--- Data excerpts ---

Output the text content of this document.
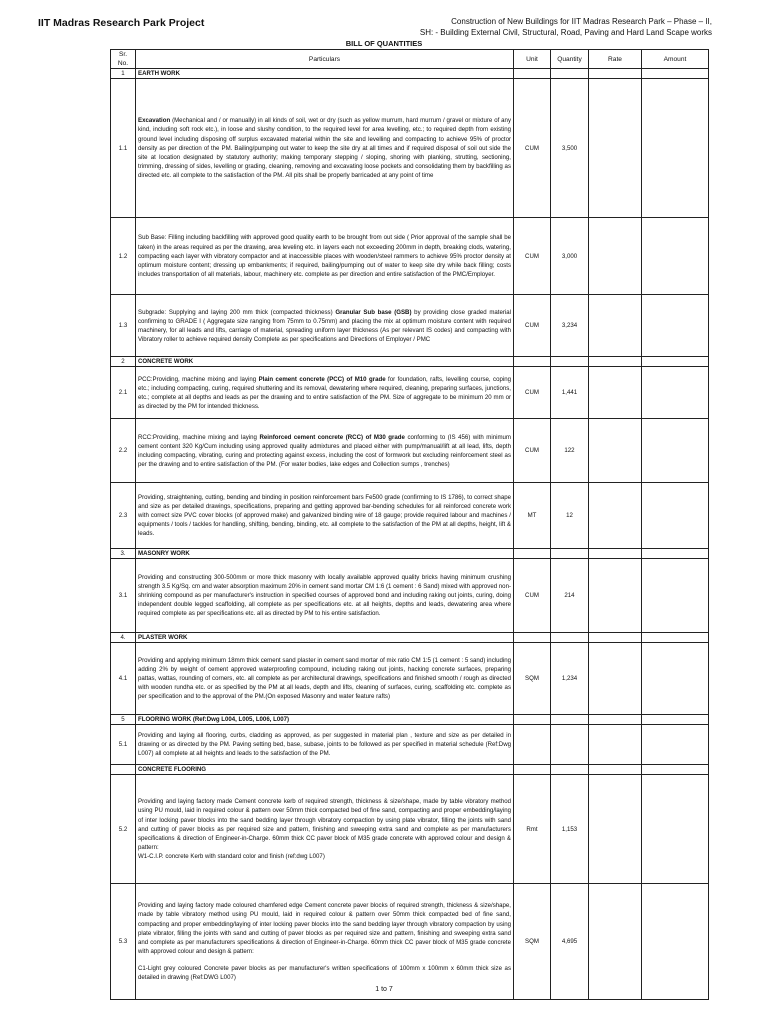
IIT Madras Research Park Project	Construction of New Buildings for IIT Madras Research Park – Phase – II,
SH: - Building External Civil, Structural, Road, Paving and Hard Land Scape works
BILL OF QUANTITIES
Sr. No.	Particulars	Unit	Quantity	Rate	Amount
1	EARTH WORK				
1.1	Excavation (Mechanical and / or manually) in all kinds of soil, wet or dry (such as yellow murrum, hard murrum / gravel or mixture of any kind, including soft rock etc.), in loose and slushy condition, to the required level for area levelling, etc.; to required depth from existing ground level including disposing off surplus excavated material within the site and levelling and compacting to achieve 95% of proctor density as per direction of the PM. Bailing/pumping out water to keep the site dry at all times and if required disposal of soil out side the site at location designated by statutory authority; making temporary stepping / sloping, shoring with planking, strutting, sectioning, trimming, dressing of sides, levelling or grading, cleaning, removing and excavating loose pockets and consolidating them by backfilling as directed etc. all complete to the satisfaction of the PM. All pits shall be properly barricaded at any point of time	CUM	3,500		
1.2	Sub Base: Filling including backfilling with approved good quality earth to be brought from out side ( Prior approval of the sample shall be taken) in the areas required as per the drawing, area leveling etc. in layers each not exceeding 200mm in depth, breaking clods, watering, compacting each layer with vibratory compactor and at inaccessible places with wooden/steel rammers to achieve 95% proctor density at optimum moisture content; dressing up embankments; if required, bailing/pumping out of water to keep site dry while back filling; costs includes transportation of all materials, labour, machinery etc. complete as per direction and entire satisfaction of the PMC/Employer.	CUM	3,000		
1.3	Subgrade: Supplying and laying 200 mm thick (compacted thickness) Granular Sub base (GSB) by providing close graded material confirming to GRADE I ( Aggregate size ranging from 75mm to 0.75mm) and placing the mix at optimum moisture content with required machinery, for all leads and lifts, carriage of material, spreading uniform layer thickness (As per relevant IS codes) and compacting with Vibratory roller to achieve required density Complete as per specifications and Directions of Employer / PMC	CUM	3,234		
2	CONCRETE WORK				
2.1	PCC:Providing, machine mixing and laying Plain cement concrete (PCC) of M10 grade for foundation, rafts, levelling course, coping etc.; including compacting, curing, required shuttering and its removal, dewatering where required, cleaning, preparing surfaces, junctions, etc.; complete at all depths and leads as per the drawing and to entire satisfaction of the PM. Size of aggregate to be minimum 20 mm or as directed by the PM for intended thickness.	CUM	1,441		
2.2	RCC:Providing, machine mixing and laying Reinforced cement concrete (RCC) of M30 grade conforming to (IS 456) with minimum cement content 320 Kg/Cum including using approved quality admixtures and placed either with pump/manual/lift at all lead, lifts, depth including compacting, vibrating, curing and protecting against excess, including the cost of formwork but excluding reinforcement steel as per the drawing and to entire satisfaction of the PM. (For water bodies, lake edges and Collection sumps , trenches)	CUM	122		
2.3	Providing, straightening, cutting, bending and binding in position reinforcement bars Fe500 grade (confirming to IS 1786), to correct shape and size as per detailed drawings, specifications, preparing and getting approved bar-bending schedules for all reinforced concrete work with correct size PVC cover blocks (of approved make) and galvanized binding wire of 18 gauge; provide required labour and machines / equipments / tools / tackles for handling, shifting, bending, binding, etc. all complete to the satisfaction of the PM at all depths, height, lift & leads.	MT	12		
3.	MASONRY WORK				
3.1	Providing and constructing 300-500mm or more thick masonry with locally available approved quality bricks having minimum crushing strength 3.5 Kg/Sq. cm and water absorption maximum 20% in cement sand mortar CM 1:6 (1 cement : 6 Sand) mixed with approved non-shrinking compound as per manufacturer's instruction in specified courses of approved bond and including raking out joints, curing, doing independent double legged scaffolding, all complete as per specifications etc. at all heights, depths and leads, dewatering area where required complete as per specifications etc. all as directed by PM to his entire satisfaction.	CUM	214		
4.	PLASTER WORK				
4.1	Providing and applying minimum 18mm thick cement sand plaster in cement sand mortar of mix ratio CM 1:5 (1 cement : 5 sand) including adding 2% by weight of cement approved waterproofing compound, including raking out joints, hacking concrete surfaces, preparing pattas, wattas, rounding of corners, etc. all complete as per architectural drawings, specifications and finished smooth / rough as directed with wooden rundha etc. or as specified by the PM at all leads, depth and lifts, cleaning of surfaces, curing, scaffolding etc. complete as per specification and to the approval of the PM.(On exposed Masonry and water feature rafts)	SQM	1,234		
5	FLOORING WORK (Ref:Dwg L004, L005, L006, L007)				
5.1	Providing and laying all flooring, curbs, cladding as approved, as per suggested in material plan , texture and size as per detailed in drawing or as directed by the PM. Paving setting bed, base, subase, joints to be followed as per specified in material schedule (Ref:Dwg L007) all complete at all heights and leads to the satisfaction of the PM.				
	CONCRETE FLOORING				
5.2	Providing and laying factory made Cement concrete kerb of required strength, thickness & size/shape, made by table vibratory method using PU mould, laid in required colour & pattern over 50mm thick compacted bed of fine sand, compacting and proper embedding/laying of inter locking paver blocks into the sand bedding layer through vibratory compaction by using plate vibrator, filling the joints with sand and cutting of paver blocks as per required size and pattern, finishing and sweeping extra sand and complete as per manufacturers specifications & direction of Engineer-in-Charge. 60mm thick CC paver block of M35 grade concrete with approved colour and design & pattern:
W1-C.I.P. concrete Kerb with standard color and finish (ref:dwg L007)	Rmt	1,153		
5.3	Providing and laying factory made coloured chamfered edge Cement concrete paver blocks of required strength, thickness & size/shape, made by table vibratory method using PU mould, laid in required colour & pattern over 50mm thick compacted bed of fine sand, compacting and proper embedding/laying of inter locking paver blocks into the sand bedding layer through vibratory compaction by using plate vibrator, filling the joints with sand and cutting of paver blocks as per required size and pattern, finishing and sweeping extra sand and complete as per manufacturers specifications & direction of Engineer-in-Charge. 60mm thick CC paver block of M35 grade concrete with approved colour and design & pattern:
C1-Light grey coloured Concrete paver blocks as per manufacturer's written specifications of 100mm x 100mm x 60mm thick size as detailed in drawing (Ref:DWG L007)	SQM	4,695		
1 to 7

---

- _The exercise_: Omit the pictures, then output the rest of the listing exactly.

- _Answer to the problem_:
Output the text content of this document.
IIT Madras Research Park Project	Construction of New Buildings for IIT Madras Research Park – Phase – II,
SH: - Building External Civil, Structural, Road, Paving and Hard Land Scape works
BILL OF QUANTITIES
Sr. No.	Particulars	Unit	Quantity	Rate	Amount
1	EARTH WORK				
1.1	Excavation (Mechanical and / or manually) in all kinds of soil, wet or dry (such as yellow murrum, hard murrum / gravel or mixture of any kind, including soft rock etc.), in loose and slushy condition, to the required level for area levelling, etc.; to required depth from existing ground level including disposing off surplus excavated material within the site and levelling and compacting to achieve 95% of proctor density as per direction of the PM. Bailing/pumping out water to keep the site dry at all times and if required disposal of soil out side the site at location designated by statutory authority; making temporary stepping / sloping, shoring with planking, strutting, sectioning, trimming, dressing of sides, levelling or grading, cleaning, removing and excavating loose pockets and consolidating them by backfilling as directed etc. all complete to the satisfaction of the PM. All pits shall be properly barricaded at any point of time	CUM	3,500		
1.2	Sub Base: Filling including backfilling with approved good quality earth to be brought from out side ( Prior approval of the sample shall be taken) in the areas required as per the drawing, area leveling etc. in layers each not exceeding 200mm in depth, breaking clods, watering, compacting each layer with vibratory compactor and at inaccessible places with wooden/steel rammers to achieve 95% proctor density at optimum moisture content; dressing up embankments; if required, bailing/pumping out of water to keep site dry while back filling; costs includes transportation of all materials, labour, machinery etc. complete as per direction and entire satisfaction of the PMC/Employer.	CUM	3,000		
1.3	Subgrade: Supplying and laying 200 mm thick (compacted thickness) Granular Sub base (GSB) by providing close graded material confirming to GRADE I ( Aggregate size ranging from 75mm to 0.75mm) and placing the mix at optimum moisture content with required machinery, for all leads and lifts, carriage of material, spreading uniform layer thickness (As per relevant IS codes) and compacting with Vibratory roller to achieve required density Complete as per specifications and Directions of Employer / PMC	CUM	3,234		
2	CONCRETE WORK				
2.1	PCC:Providing, machine mixing and laying Plain cement concrete (PCC) of M10 grade for foundation, rafts, levelling course, coping etc.; including compacting, curing, required shuttering and its removal, dewatering where required, cleaning, preparing surfaces, junctions, etc.; complete at all depths and leads as per the drawing and to entire satisfaction of the PM. Size of aggregate to be minimum 20 mm or as directed by the PM for intended thickness.	CUM	1,441		
2.2	RCC:Providing, machine mixing and laying Reinforced cement concrete (RCC) of M30 grade conforming to (IS 456) with minimum cement content 320 Kg/Cum including using approved quality admixtures and placed either with pump/manual/lift at all lead, lifts, depth including compacting, vibrating, curing and protecting against excess, including the cost of formwork but excluding reinforcement steel as per the drawing and to entire satisfaction of the PM. (For water bodies, lake edges and Collection sumps , trenches)	CUM	122		
2.3	Providing, straightening, cutting, bending and binding in position reinforcement bars Fe500 grade (confirming to IS 1786), to correct shape and size as per detailed drawings, specifications, preparing and getting approved bar-bending schedules for all reinforced concrete work with correct size PVC cover blocks (of approved make) and galvanized binding wire of 18 gauge; provide required labour and machines / equipments / tools / tackles for handling, shifting, bending, binding, etc. all complete to the satisfaction of the PM at all depths, height, lift & leads.	MT	12		
3.	MASONRY WORK				
3.1	Providing and constructing 300-500mm or more thick masonry with locally available approved quality bricks having minimum crushing strength 3.5 Kg/Sq. cm and water absorption maximum 20% in cement sand mortar CM 1:6 (1 cement : 6 Sand) mixed with approved non-shrinking compound as per manufacturer's instruction in specified courses of approved bond and including raking out joints, curing, doing independent double legged scaffolding, all complete as per specifications etc. at all heights, depths and leads, dewatering area where required complete as per specifications etc. all as directed by PM to his entire satisfaction.	CUM	214		
4.	PLASTER WORK				
4.1	Providing and applying minimum 18mm thick cement sand plaster in cement sand mortar of mix ratio CM 1:5 (1 cement : 5 sand) including adding 2% by weight of cement approved waterproofing compound, including raking out joints, hacking concrete surfaces, preparing pattas, wattas, rounding of corners, etc. all complete as per architectural drawings, specifications and finished smooth / rough as directed with wooden rundha etc. or as specified by the PM at all leads, depth and lifts, cleaning of surfaces, curing, scaffolding etc. complete as per specification and to the approval of the PM.(On exposed Masonry and water feature rafts)	SQM	1,234		
5	FLOORING WORK (Ref:Dwg L004, L005, L006, L007)				
5.1	Providing and laying all flooring, curbs, cladding as approved, as per suggested in material plan , texture and size as per detailed in drawing or as directed by the PM. Paving setting bed, base, subase, joints to be followed as per specified in material schedule (Ref:Dwg L007) all complete at all heights and leads to the satisfaction of the PM.				
	CONCRETE FLOORING				
5.2	Providing and laying factory made Cement concrete kerb of required strength, thickness & size/shape, made by table vibratory method using PU mould, laid in required colour & pattern over 50mm thick compacted bed of fine sand, compacting and proper embedding/laying of inter locking paver blocks into the sand bedding layer through vibratory compaction by using plate vibrator, filling the joints with sand and cutting of paver blocks as per required size and pattern, finishing and sweeping extra sand and complete as per manufacturers specifications & direction of Engineer-in-Charge. 60mm thick CC paver block of M35 grade concrete with approved colour and design & pattern:
W1-C.I.P. concrete Kerb with standard color and finish (ref:dwg L007)	Rmt	1,153		
5.3	Providing and laying factory made coloured chamfered edge Cement concrete paver blocks of required strength, thickness & size/shape, made by table vibratory method using PU mould, laid in required colour & pattern over 50mm thick compacted bed of fine sand, compacting and proper embedding/laying of inter locking paver blocks into the sand bedding layer through vibratory compaction by using plate vibrator, filling the joints with sand and cutting of paver blocks as per required size and pattern, finishing and sweeping extra sand and complete as per manufacturers specifications & direction of Engineer-in-Charge. 60mm thick CC paver block of M35 grade concrete with approved colour and design & pattern:
C1-Light grey coloured Concrete paver blocks as per manufacturer's written specifications of 100mm x 100mm x 60mm thick size as detailed in drawing (Ref:DWG L007)	SQM	4,695		
1 to 7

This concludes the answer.